=== Exercise directions ===
Go through the entries below and pick out every line with "sessions".

=== Provided entries ===
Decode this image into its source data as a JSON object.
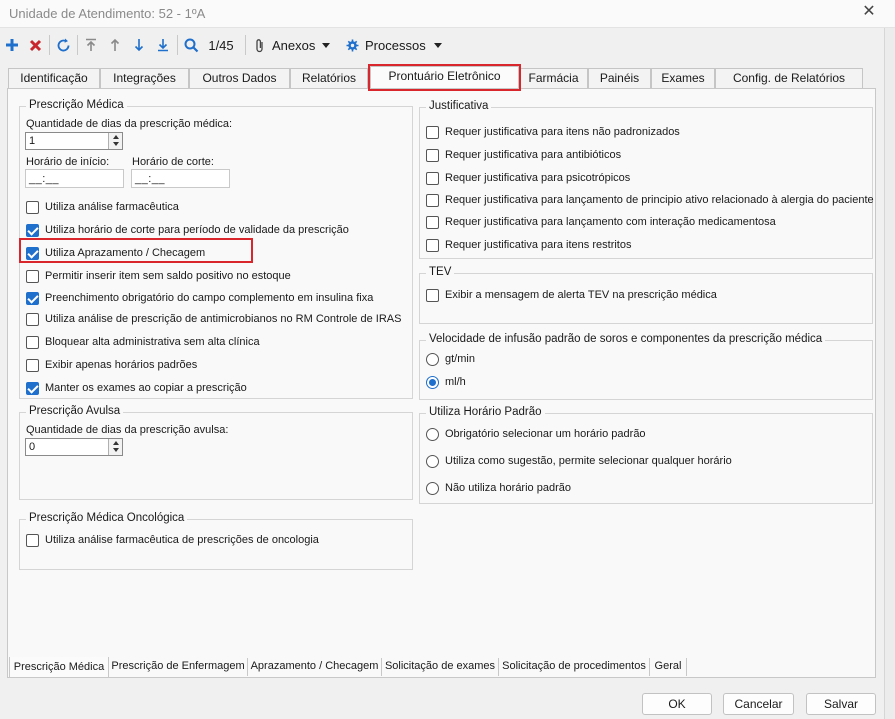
{
  "window": {
    "title": "Unidade de Atendimento: 52 - 1ºA",
    "close_icon": "close-icon"
  },
  "toolbar": {
    "record_position": "1/45",
    "anexos_label": "Anexos",
    "processos_label": "Processos",
    "colors": {
      "add": "#1f6fcc",
      "delete": "#c8262c",
      "nav": "#1f6fcc"
    }
  },
  "tabs": [
    {
      "label": "Identificação"
    },
    {
      "label": "Integrações"
    },
    {
      "label": "Outros Dados"
    },
    {
      "label": "Relatórios"
    },
    {
      "label": "Prontuário Eletrônico",
      "active": true
    },
    {
      "label": "Farmácia"
    },
    {
      "label": "Painéis"
    },
    {
      "label": "Exames"
    },
    {
      "label": "Config. de Relatórios"
    }
  ],
  "prescricao_medica": {
    "title": "Prescrição Médica",
    "dias_label": "Quantidade de dias da prescrição médica:",
    "dias_value": "1",
    "inicio_label": "Horário de início:",
    "inicio_value": "__:__",
    "corte_label": "Horário de corte:",
    "corte_value": "__:__",
    "options": [
      {
        "label": "Utiliza análise farmacêutica",
        "checked": false
      },
      {
        "label": "Utiliza horário de corte para período de validade da prescrição",
        "checked": true
      },
      {
        "label": "Utiliza Aprazamento / Checagem",
        "checked": true
      },
      {
        "label": "Permitir inserir item sem saldo positivo no estoque",
        "checked": false
      },
      {
        "label": "Preenchimento obrigatório do campo complemento em insulina fixa",
        "checked": true
      },
      {
        "label": "Utiliza análise de prescrição de antimicrobianos no RM Controle de IRAS",
        "checked": false
      },
      {
        "label": "Bloquear alta administrativa sem alta clínica",
        "checked": false
      },
      {
        "label": "Exibir apenas horários padrões",
        "checked": false
      },
      {
        "label": "Manter os exames ao copiar a prescrição",
        "checked": true
      }
    ]
  },
  "prescricao_avulsa": {
    "title": "Prescrição Avulsa",
    "dias_label": "Quantidade de dias da prescrição avulsa:",
    "dias_value": "0"
  },
  "prescricao_oncologica": {
    "title": "Prescrição Médica Oncológica",
    "option": {
      "label": "Utiliza análise farmacêutica de prescrições de oncologia",
      "checked": false
    }
  },
  "justificativa": {
    "title": "Justificativa",
    "options": [
      {
        "label": "Requer justificativa para itens não padronizados",
        "checked": false
      },
      {
        "label": "Requer justificativa para antibióticos",
        "checked": false
      },
      {
        "label": "Requer justificativa para psicotrópicos",
        "checked": false
      },
      {
        "label": "Requer justificativa para lançamento de principio ativo relacionado à alergia do paciente",
        "checked": false
      },
      {
        "label": "Requer justificativa para lançamento com interação medicamentosa",
        "checked": false
      },
      {
        "label": "Requer justificativa para itens restritos",
        "checked": false
      }
    ]
  },
  "tev": {
    "title": "TEV",
    "option": {
      "label": "Exibir a mensagem de alerta TEV na prescrição médica",
      "checked": false
    }
  },
  "velocidade": {
    "title": "Velocidade de infusão padrão de soros e componentes da prescrição médica",
    "options": [
      {
        "label": "gt/min",
        "checked": false
      },
      {
        "label": "ml/h",
        "checked": true
      }
    ]
  },
  "horario_padrao": {
    "title": "Utiliza Horário Padrão",
    "options": [
      {
        "label": "Obrigatório selecionar um horário padrão",
        "checked": false
      },
      {
        "label": "Utiliza como sugestão, permite selecionar qualquer horário",
        "checked": false
      },
      {
        "label": "Não utiliza horário padrão",
        "checked": false
      }
    ]
  },
  "bottom_tabs": [
    {
      "label": "Prescrição Médica",
      "active": true
    },
    {
      "label": "Prescrição de Enfermagem"
    },
    {
      "label": "Aprazamento / Checagem"
    },
    {
      "label": "Solicitação de exames"
    },
    {
      "label": "Solicitação de procedimentos"
    },
    {
      "label": "Geral"
    }
  ],
  "buttons": {
    "ok": "OK",
    "cancel": "Cancelar",
    "save": "Salvar"
  },
  "highlight_color": "#d9262c"
}
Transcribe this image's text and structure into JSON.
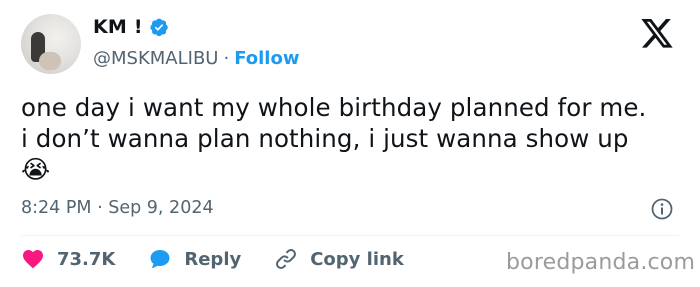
{
  "tweet": {
    "author": {
      "name": "KM !",
      "handle": "@MSKMALIBU",
      "separator": "·",
      "follow_label": "Follow",
      "verified": true
    },
    "text_lines": [
      "one day i want my whole birthday planned for me.",
      "i don’t wanna plan nothing, i just wanna show up"
    ],
    "emoji": "😭",
    "time": "8:24 PM",
    "date_separator": "·",
    "date": "Sep 9, 2024",
    "actions": {
      "likes": "73.7K",
      "reply_label": "Reply",
      "copy_link_label": "Copy link"
    }
  },
  "watermark": "boredpanda.com",
  "colors": {
    "text": "#0f1419",
    "muted": "#536471",
    "accent": "#1d9bf0",
    "heart": "#f91880",
    "watermark": "#9b9b9b"
  },
  "icons": [
    "verified-badge-icon",
    "x-logo-icon",
    "info-icon",
    "heart-icon",
    "reply-bubble-icon",
    "link-icon"
  ]
}
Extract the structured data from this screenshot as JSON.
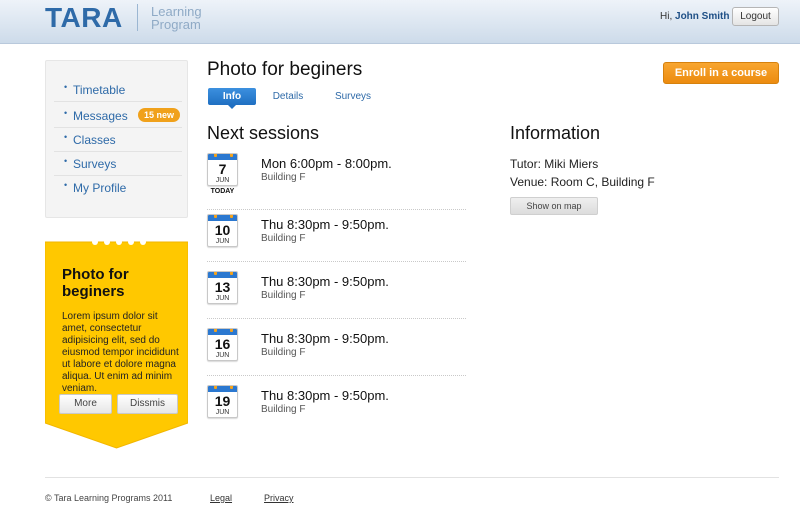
{
  "header": {
    "logo": "TARA",
    "logo_sub_line1": "Learning",
    "logo_sub_line2": "Program",
    "greeting_prefix": "Hi,",
    "user_name": "John Smith",
    "logout_label": "Logout"
  },
  "sidebar": {
    "items": [
      {
        "label": "Timetable"
      },
      {
        "label": "Messages",
        "badge": "15 new"
      },
      {
        "label": "Classes"
      },
      {
        "label": "Surveys"
      },
      {
        "label": "My Profile"
      }
    ]
  },
  "promo": {
    "title": "Photo for beginers",
    "body": "Lorem ipsum dolor sit amet, consectetur adipisicing elit, sed do eiusmod tempor incididunt ut labore et dolore magna aliqua. Ut enim ad minim veniam.",
    "more_label": "More",
    "dismiss_label": "Dissmis",
    "color": "#ffc800"
  },
  "main": {
    "title": "Photo for beginers",
    "enroll_label": "Enroll in a course",
    "tabs": [
      {
        "label": "Info",
        "active": true
      },
      {
        "label": "Details",
        "active": false
      },
      {
        "label": "Surveys",
        "active": false
      }
    ],
    "sessions_title": "Next sessions",
    "sessions": [
      {
        "day": "7",
        "month": "JUN",
        "today": "TODAY",
        "time": "Mon 6:00pm - 8:00pm.",
        "place": "Building F"
      },
      {
        "day": "10",
        "month": "JUN",
        "time": "Thu 8:30pm - 9:50pm.",
        "place": "Building F"
      },
      {
        "day": "13",
        "month": "JUN",
        "time": "Thu 8:30pm - 9:50pm.",
        "place": "Building F"
      },
      {
        "day": "16",
        "month": "JUN",
        "time": "Thu 8:30pm - 9:50pm.",
        "place": "Building F"
      },
      {
        "day": "19",
        "month": "JUN",
        "time": "Thu 8:30pm - 9:50pm.",
        "place": "Building F"
      }
    ],
    "info_title": "Information",
    "tutor": "Tutor: Miki Miers",
    "venue": "Venue: Room C, Building F",
    "show_map_label": "Show on map"
  },
  "footer": {
    "copyright": "© Tara Learning Programs 2011",
    "links": [
      "Legal",
      "Privacy"
    ]
  },
  "colors": {
    "brand": "#2e6aa8",
    "accent_orange": "#f0a11b",
    "calendar_blue": "#2b78d0"
  }
}
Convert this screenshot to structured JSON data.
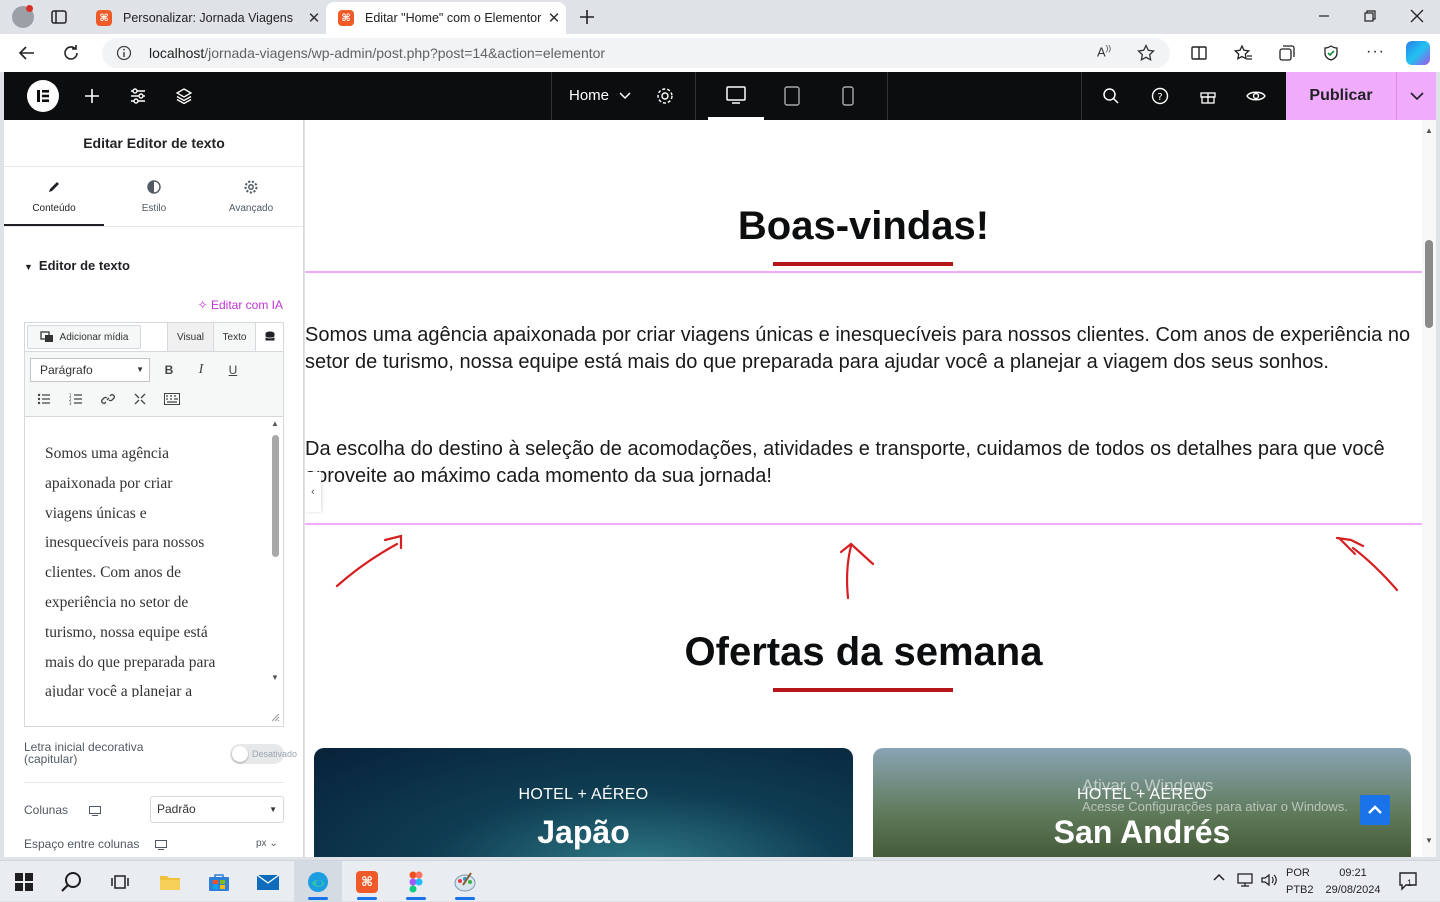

=== Exercise answer ===
    "sessions_title": "Next sessions",
    "sessions": [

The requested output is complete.